◆ Listed records ◆
********
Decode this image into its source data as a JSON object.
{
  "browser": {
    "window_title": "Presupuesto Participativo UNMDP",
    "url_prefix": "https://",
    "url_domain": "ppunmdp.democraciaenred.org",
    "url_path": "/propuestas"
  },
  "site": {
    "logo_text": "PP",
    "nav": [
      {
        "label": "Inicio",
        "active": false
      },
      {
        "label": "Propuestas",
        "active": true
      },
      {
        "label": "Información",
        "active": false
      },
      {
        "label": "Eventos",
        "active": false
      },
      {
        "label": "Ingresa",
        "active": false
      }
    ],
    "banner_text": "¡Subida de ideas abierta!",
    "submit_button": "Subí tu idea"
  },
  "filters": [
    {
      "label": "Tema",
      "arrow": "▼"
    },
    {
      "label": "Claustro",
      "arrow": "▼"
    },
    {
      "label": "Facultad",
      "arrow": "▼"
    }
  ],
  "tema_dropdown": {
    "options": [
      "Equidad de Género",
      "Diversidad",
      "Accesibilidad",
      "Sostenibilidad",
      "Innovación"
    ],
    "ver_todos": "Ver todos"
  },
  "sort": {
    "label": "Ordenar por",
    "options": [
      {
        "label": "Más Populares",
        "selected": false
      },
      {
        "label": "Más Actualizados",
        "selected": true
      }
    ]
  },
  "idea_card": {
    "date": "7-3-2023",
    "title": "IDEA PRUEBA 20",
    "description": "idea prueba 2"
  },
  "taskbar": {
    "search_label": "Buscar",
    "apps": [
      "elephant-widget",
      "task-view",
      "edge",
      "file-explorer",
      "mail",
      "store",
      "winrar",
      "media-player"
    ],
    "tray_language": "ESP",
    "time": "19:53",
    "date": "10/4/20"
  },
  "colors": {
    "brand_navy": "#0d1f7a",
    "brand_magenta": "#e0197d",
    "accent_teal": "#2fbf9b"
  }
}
********
◆ Directions for this task ◆
Copy down the whole of the data above, matching it exactly.

◆ Task answer ◆
Decode this image into its source data as a JSON object.
{
  "browser": {
    "window_title": "Presupuesto Participativo UNMDP",
    "url_prefix": "https://",
    "url_domain": "ppunmdp.democraciaenred.org",
    "url_path": "/propuestas"
  },
  "site": {
    "logo_text": "PP",
    "nav": [
      {
        "label": "Inicio",
        "active": false
      },
      {
        "label": "Propuestas",
        "active": true
      },
      {
        "label": "Información",
        "active": false
      },
      {
        "label": "Eventos",
        "active": false
      },
      {
        "label": "Ingresa",
        "active": false
      }
    ],
    "banner_text": "¡Subida de ideas abierta!",
    "submit_button": "Subí tu idea"
  },
  "filters": [
    {
      "label": "Tema",
      "arrow": "▼"
    },
    {
      "label": "Claustro",
      "arrow": "▼"
    },
    {
      "label": "Facultad",
      "arrow": "▼"
    }
  ],
  "tema_dropdown": {
    "options": [
      "Equidad de Género",
      "Diversidad",
      "Accesibilidad",
      "Sostenibilidad",
      "Innovación"
    ],
    "ver_todos": "Ver todos"
  },
  "sort": {
    "label": "Ordenar por",
    "options": [
      {
        "label": "Más Populares",
        "selected": false
      },
      {
        "label": "Más Actualizados",
        "selected": true
      }
    ]
  },
  "idea_card": {
    "date": "7-3-2023",
    "title": "IDEA PRUEBA 20",
    "description": "idea prueba 2"
  },
  "taskbar": {
    "search_label": "Buscar",
    "apps": [
      "elephant-widget",
      "task-view",
      "edge",
      "file-explorer",
      "mail",
      "store",
      "winrar",
      "media-player"
    ],
    "tray_language": "ESP",
    "time": "19:53",
    "date": "10/4/20"
  },
  "colors": {
    "brand_navy": "#0d1f7a",
    "brand_magenta": "#e0197d",
    "accent_teal": "#2fbf9b"
  }
}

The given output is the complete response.